◆ Job ◆
All of the records below need to be copied exactly.

[Items listed in a dataset]
◆ ◆ ◆ ◆ ◆

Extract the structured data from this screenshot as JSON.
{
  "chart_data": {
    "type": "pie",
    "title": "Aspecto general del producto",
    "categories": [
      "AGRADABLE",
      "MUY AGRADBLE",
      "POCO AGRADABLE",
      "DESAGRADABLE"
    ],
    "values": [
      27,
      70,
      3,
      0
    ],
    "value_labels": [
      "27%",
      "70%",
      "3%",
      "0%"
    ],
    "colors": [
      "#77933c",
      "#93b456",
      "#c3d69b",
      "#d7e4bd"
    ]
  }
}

◆ ◆ ◆ ◆ ◆

◆ Response ◆
Extract the structured data from this screenshot as JSON.
{
  "chart_data": {
    "type": "pie",
    "title": "Aspecto general del producto",
    "categories": [
      "AGRADABLE",
      "MUY AGRADBLE",
      "POCO AGRADABLE",
      "DESAGRADABLE"
    ],
    "values": [
      27,
      70,
      3,
      0
    ],
    "value_labels": [
      "27%",
      "70%",
      "3%",
      "0%"
    ],
    "colors": [
      "#77933c",
      "#93b456",
      "#c3d69b",
      "#d7e4bd"
    ]
  }
}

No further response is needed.